• _GIVEN TASK_: Return each line holding the string "Seymour".

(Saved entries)
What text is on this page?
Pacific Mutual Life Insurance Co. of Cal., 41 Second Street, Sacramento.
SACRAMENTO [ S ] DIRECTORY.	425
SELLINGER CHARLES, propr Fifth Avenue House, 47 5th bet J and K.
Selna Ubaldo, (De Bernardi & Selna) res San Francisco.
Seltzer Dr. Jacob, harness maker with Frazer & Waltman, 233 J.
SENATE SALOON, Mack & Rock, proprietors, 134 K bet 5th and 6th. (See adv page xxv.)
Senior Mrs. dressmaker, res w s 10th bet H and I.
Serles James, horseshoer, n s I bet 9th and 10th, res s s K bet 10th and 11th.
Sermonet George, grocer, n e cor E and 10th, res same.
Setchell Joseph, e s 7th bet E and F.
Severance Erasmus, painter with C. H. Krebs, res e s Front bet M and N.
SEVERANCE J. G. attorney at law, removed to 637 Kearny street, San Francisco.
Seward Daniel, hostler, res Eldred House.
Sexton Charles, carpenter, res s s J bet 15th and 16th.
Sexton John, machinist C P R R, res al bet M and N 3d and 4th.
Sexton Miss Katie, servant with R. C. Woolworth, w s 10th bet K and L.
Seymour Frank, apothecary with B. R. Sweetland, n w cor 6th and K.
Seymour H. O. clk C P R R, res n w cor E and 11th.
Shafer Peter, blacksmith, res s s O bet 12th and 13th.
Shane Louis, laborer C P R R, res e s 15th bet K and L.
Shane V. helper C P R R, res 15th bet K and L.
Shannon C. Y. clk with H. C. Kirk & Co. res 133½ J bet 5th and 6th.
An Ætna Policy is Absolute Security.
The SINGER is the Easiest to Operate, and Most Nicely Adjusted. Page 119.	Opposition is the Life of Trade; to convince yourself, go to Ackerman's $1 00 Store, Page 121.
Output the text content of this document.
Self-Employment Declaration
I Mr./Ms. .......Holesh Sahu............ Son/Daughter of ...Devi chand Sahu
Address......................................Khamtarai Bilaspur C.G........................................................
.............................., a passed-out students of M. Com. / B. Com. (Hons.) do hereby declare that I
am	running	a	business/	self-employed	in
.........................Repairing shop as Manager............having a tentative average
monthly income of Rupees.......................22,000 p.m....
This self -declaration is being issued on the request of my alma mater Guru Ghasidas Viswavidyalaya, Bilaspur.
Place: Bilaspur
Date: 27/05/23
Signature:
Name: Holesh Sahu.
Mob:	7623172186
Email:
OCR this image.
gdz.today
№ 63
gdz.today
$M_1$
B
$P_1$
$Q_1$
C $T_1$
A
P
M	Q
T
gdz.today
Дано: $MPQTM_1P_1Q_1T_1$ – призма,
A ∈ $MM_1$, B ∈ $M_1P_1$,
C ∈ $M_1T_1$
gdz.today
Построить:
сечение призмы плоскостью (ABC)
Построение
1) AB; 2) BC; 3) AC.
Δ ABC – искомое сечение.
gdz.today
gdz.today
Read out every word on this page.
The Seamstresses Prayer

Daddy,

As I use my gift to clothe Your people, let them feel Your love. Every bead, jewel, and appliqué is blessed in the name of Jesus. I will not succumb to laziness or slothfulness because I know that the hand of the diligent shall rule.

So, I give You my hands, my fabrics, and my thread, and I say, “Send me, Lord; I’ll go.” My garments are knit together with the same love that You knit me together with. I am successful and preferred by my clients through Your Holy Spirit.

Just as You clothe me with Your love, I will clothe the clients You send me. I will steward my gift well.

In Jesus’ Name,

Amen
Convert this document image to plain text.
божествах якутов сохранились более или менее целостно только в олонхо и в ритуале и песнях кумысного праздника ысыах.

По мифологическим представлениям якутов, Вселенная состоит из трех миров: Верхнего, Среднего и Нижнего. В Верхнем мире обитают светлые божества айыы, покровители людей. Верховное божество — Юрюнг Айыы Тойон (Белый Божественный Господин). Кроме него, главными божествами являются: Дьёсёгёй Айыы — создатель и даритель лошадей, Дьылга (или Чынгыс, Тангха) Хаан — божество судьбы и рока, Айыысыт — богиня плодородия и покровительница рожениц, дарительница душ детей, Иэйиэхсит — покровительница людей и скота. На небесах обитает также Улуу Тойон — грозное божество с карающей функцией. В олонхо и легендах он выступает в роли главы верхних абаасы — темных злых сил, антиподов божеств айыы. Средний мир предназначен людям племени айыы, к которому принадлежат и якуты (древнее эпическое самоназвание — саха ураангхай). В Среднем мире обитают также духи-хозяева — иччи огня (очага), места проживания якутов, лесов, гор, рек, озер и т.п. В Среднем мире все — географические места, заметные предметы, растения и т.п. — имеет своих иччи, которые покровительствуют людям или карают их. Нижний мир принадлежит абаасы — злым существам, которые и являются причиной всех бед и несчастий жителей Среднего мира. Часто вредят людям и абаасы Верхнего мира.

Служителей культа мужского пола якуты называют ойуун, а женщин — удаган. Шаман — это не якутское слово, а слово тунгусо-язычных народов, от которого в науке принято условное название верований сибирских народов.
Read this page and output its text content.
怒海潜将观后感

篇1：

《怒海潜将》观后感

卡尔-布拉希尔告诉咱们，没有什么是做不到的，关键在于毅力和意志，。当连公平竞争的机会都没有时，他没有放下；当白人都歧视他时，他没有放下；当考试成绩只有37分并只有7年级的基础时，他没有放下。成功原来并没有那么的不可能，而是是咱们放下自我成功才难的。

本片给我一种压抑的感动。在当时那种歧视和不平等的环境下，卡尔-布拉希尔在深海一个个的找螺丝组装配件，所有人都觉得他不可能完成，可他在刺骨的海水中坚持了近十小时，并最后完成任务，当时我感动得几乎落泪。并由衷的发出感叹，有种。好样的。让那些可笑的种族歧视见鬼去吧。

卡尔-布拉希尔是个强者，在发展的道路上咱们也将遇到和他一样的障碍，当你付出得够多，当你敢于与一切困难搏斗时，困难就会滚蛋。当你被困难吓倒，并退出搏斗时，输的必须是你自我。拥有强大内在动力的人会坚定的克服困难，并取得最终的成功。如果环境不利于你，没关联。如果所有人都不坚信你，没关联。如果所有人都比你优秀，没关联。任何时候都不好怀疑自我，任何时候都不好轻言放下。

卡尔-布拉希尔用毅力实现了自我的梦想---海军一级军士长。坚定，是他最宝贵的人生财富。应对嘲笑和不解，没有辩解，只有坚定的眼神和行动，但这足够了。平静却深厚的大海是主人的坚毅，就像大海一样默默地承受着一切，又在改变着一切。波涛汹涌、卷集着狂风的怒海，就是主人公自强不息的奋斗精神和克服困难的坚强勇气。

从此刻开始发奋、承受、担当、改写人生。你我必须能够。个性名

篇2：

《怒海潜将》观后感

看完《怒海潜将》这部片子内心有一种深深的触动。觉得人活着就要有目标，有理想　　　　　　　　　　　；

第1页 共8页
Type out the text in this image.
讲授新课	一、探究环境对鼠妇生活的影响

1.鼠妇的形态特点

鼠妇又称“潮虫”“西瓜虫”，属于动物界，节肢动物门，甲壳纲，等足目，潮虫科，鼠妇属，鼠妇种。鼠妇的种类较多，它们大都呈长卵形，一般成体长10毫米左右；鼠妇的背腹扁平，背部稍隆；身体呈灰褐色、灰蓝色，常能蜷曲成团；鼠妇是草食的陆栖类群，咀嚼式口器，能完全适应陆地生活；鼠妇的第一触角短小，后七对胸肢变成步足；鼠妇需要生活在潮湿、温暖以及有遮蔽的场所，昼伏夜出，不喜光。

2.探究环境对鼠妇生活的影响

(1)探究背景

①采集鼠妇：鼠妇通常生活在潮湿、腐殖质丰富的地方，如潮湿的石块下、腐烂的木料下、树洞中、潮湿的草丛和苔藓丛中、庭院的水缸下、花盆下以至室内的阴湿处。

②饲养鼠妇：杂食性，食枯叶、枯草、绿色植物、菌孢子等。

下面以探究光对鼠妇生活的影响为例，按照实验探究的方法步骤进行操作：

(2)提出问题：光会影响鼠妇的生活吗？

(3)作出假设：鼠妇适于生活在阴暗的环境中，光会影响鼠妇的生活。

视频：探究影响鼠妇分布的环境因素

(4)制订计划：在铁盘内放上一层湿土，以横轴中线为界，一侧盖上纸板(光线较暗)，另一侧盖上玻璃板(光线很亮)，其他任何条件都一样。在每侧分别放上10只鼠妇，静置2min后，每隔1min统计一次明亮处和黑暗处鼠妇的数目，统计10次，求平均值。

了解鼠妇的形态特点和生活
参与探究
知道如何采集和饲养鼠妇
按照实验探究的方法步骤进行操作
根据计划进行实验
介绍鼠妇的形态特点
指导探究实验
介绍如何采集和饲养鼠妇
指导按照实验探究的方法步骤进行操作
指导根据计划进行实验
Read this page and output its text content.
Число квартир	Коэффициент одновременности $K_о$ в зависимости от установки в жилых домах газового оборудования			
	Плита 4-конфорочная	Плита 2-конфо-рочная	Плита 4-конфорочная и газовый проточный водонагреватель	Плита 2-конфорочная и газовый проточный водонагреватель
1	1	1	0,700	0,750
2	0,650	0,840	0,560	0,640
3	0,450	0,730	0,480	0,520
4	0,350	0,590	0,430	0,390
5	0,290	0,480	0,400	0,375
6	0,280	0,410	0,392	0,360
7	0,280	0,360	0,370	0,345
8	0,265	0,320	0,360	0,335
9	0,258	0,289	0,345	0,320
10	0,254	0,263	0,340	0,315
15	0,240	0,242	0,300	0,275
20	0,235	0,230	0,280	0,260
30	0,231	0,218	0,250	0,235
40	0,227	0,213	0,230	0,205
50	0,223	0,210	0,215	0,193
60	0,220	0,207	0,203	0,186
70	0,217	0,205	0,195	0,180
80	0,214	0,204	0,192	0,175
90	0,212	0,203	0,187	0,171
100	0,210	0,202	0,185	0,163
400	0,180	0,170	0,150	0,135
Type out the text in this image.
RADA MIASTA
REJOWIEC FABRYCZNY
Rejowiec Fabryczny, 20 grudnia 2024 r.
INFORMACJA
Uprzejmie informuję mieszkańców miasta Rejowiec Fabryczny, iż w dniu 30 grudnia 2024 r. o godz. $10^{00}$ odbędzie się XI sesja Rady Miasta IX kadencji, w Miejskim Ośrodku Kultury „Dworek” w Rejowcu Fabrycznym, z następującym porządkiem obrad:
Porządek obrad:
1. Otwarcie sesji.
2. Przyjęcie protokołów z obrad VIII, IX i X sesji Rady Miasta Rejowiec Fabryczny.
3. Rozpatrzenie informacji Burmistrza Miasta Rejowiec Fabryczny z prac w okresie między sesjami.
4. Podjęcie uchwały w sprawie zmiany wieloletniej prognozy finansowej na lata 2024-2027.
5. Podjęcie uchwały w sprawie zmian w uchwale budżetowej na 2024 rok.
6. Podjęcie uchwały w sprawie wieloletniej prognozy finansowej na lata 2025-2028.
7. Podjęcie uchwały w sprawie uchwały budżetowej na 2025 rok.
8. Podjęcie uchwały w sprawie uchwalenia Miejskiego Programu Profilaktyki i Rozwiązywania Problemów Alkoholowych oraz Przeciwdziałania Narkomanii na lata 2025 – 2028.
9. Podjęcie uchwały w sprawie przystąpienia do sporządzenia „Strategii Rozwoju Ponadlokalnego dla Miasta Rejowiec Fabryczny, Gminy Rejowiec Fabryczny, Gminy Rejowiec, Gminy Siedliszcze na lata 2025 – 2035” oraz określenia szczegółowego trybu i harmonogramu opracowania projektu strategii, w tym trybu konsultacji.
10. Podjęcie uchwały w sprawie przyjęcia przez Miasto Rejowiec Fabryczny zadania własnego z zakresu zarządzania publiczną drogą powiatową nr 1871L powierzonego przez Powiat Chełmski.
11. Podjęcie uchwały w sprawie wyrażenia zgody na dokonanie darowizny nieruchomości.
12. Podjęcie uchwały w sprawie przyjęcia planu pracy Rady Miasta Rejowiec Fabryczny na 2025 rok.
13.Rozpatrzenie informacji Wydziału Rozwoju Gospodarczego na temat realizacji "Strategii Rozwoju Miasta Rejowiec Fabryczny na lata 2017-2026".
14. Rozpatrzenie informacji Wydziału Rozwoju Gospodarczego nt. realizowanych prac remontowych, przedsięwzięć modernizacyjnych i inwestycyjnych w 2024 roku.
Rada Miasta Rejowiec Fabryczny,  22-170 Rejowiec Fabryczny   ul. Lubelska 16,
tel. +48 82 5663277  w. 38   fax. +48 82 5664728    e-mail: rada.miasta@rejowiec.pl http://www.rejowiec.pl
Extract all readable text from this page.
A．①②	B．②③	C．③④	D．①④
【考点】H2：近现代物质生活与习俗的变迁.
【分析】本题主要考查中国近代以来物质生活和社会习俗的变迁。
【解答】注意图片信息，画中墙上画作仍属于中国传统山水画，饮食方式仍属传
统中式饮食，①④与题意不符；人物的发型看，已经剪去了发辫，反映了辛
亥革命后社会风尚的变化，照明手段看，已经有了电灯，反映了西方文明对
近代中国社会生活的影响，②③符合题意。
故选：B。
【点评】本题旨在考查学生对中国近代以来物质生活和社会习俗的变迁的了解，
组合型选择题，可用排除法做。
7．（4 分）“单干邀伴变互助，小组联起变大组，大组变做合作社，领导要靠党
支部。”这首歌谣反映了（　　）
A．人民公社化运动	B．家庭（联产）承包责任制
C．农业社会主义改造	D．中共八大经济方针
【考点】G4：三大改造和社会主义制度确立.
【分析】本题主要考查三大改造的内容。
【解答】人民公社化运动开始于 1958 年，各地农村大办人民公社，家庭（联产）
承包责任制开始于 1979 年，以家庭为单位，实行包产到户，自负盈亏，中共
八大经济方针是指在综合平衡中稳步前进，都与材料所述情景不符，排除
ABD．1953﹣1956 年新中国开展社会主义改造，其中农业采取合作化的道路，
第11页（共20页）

• _SOLUTION TO THE PROBLEM_:
Seymour Frank, apothecary with B. R. Sweetland, n w cor 6th and K.
Seymour H. O. clk C P R R, res n w cor E and 11th.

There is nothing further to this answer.